Without the images, print all the entries below exactly as given.

↓

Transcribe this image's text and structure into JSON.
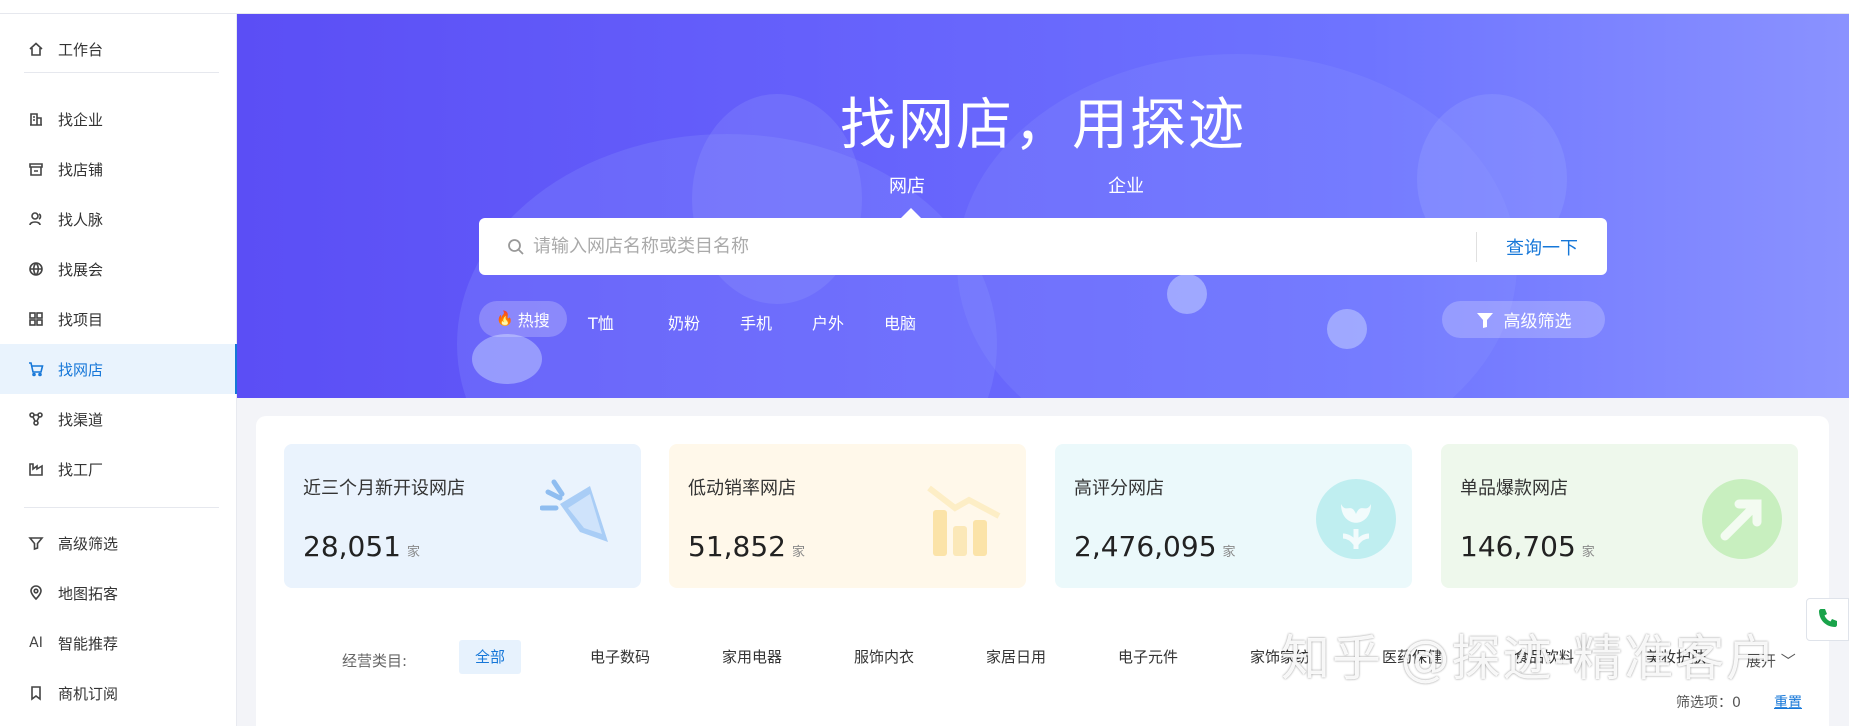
{
  "sidebar": {
    "items": [
      {
        "label": "工作台",
        "icon": "home-icon"
      },
      {
        "label": "找企业",
        "icon": "building-icon"
      },
      {
        "label": "找店铺",
        "icon": "store-icon"
      },
      {
        "label": "找人脉",
        "icon": "people-icon"
      },
      {
        "label": "找展会",
        "icon": "globe-icon"
      },
      {
        "label": "找项目",
        "icon": "grid-icon"
      },
      {
        "label": "找网店",
        "icon": "cart-icon",
        "active": true
      },
      {
        "label": "找渠道",
        "icon": "channel-icon"
      },
      {
        "label": "找工厂",
        "icon": "factory-icon"
      },
      {
        "label": "高级筛选",
        "icon": "filter-icon"
      },
      {
        "label": "地图拓客",
        "icon": "map-pin-icon"
      },
      {
        "label": "智能推荐",
        "icon": "ai-icon"
      },
      {
        "label": "商机订阅",
        "icon": "bookmark-icon"
      }
    ]
  },
  "hero": {
    "title": "找网店，用探迹",
    "tabs": [
      {
        "label": "网店",
        "active": true
      },
      {
        "label": "企业"
      }
    ],
    "search": {
      "placeholder": "请输入网店名称或类目名称",
      "button": "查询一下"
    },
    "hot_label": "热搜",
    "hot_tags": [
      "T恤",
      "奶粉",
      "手机",
      "户外",
      "电脑"
    ],
    "advanced_filter": "高级筛选"
  },
  "stats": [
    {
      "title": "近三个月新开设网店",
      "value": "28,051",
      "unit": "家",
      "icon": "megaphone-icon"
    },
    {
      "title": "低动销率网店",
      "value": "51,852",
      "unit": "家",
      "icon": "bar-chart-icon"
    },
    {
      "title": "高评分网店",
      "value": "2,476,095",
      "unit": "家",
      "icon": "flower-icon"
    },
    {
      "title": "单品爆款网店",
      "value": "146,705",
      "unit": "家",
      "icon": "arrow-up-icon"
    }
  ],
  "categories": {
    "label": "经营类目:",
    "items": [
      "全部",
      "电子数码",
      "家用电器",
      "服饰内衣",
      "家居日用",
      "电子元件",
      "家饰家纺",
      "医药保健",
      "食品饮料",
      "美妆护肤"
    ],
    "expand": "展开"
  },
  "filter": {
    "count_label": "筛选项：0",
    "reset": "重置"
  },
  "watermark": "知乎 @探迹-精准客户",
  "colors": {
    "accent": "#1677d8",
    "hero_start": "#5b4ef5",
    "hero_end": "#8a92ff"
  }
}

↑

■ **RESULT**
Transcribe this image's text and structure into JSON.
{
  "sidebar": {
    "items": [
      {
        "label": "工作台",
        "icon": "home-icon"
      },
      {
        "label": "找企业",
        "icon": "building-icon"
      },
      {
        "label": "找店铺",
        "icon": "store-icon"
      },
      {
        "label": "找人脉",
        "icon": "people-icon"
      },
      {
        "label": "找展会",
        "icon": "globe-icon"
      },
      {
        "label": "找项目",
        "icon": "grid-icon"
      },
      {
        "label": "找网店",
        "icon": "cart-icon",
        "active": true
      },
      {
        "label": "找渠道",
        "icon": "channel-icon"
      },
      {
        "label": "找工厂",
        "icon": "factory-icon"
      },
      {
        "label": "高级筛选",
        "icon": "filter-icon"
      },
      {
        "label": "地图拓客",
        "icon": "map-pin-icon"
      },
      {
        "label": "智能推荐",
        "icon": "ai-icon"
      },
      {
        "label": "商机订阅",
        "icon": "bookmark-icon"
      }
    ]
  },
  "hero": {
    "title": "找网店，用探迹",
    "tabs": [
      {
        "label": "网店",
        "active": true
      },
      {
        "label": "企业"
      }
    ],
    "search": {
      "placeholder": "请输入网店名称或类目名称",
      "button": "查询一下"
    },
    "hot_label": "热搜",
    "hot_tags": [
      "T恤",
      "奶粉",
      "手机",
      "户外",
      "电脑"
    ],
    "advanced_filter": "高级筛选"
  },
  "stats": [
    {
      "title": "近三个月新开设网店",
      "value": "28,051",
      "unit": "家",
      "icon": "megaphone-icon"
    },
    {
      "title": "低动销率网店",
      "value": "51,852",
      "unit": "家",
      "icon": "bar-chart-icon"
    },
    {
      "title": "高评分网店",
      "value": "2,476,095",
      "unit": "家",
      "icon": "flower-icon"
    },
    {
      "title": "单品爆款网店",
      "value": "146,705",
      "unit": "家",
      "icon": "arrow-up-icon"
    }
  ],
  "categories": {
    "label": "经营类目:",
    "items": [
      "全部",
      "电子数码",
      "家用电器",
      "服饰内衣",
      "家居日用",
      "电子元件",
      "家饰家纺",
      "医药保健",
      "食品饮料",
      "美妆护肤"
    ],
    "expand": "展开"
  },
  "filter": {
    "count_label": "筛选项：0",
    "reset": "重置"
  },
  "watermark": "知乎 @探迹-精准客户",
  "colors": {
    "accent": "#1677d8",
    "hero_start": "#5b4ef5",
    "hero_end": "#8a92ff"
  }
}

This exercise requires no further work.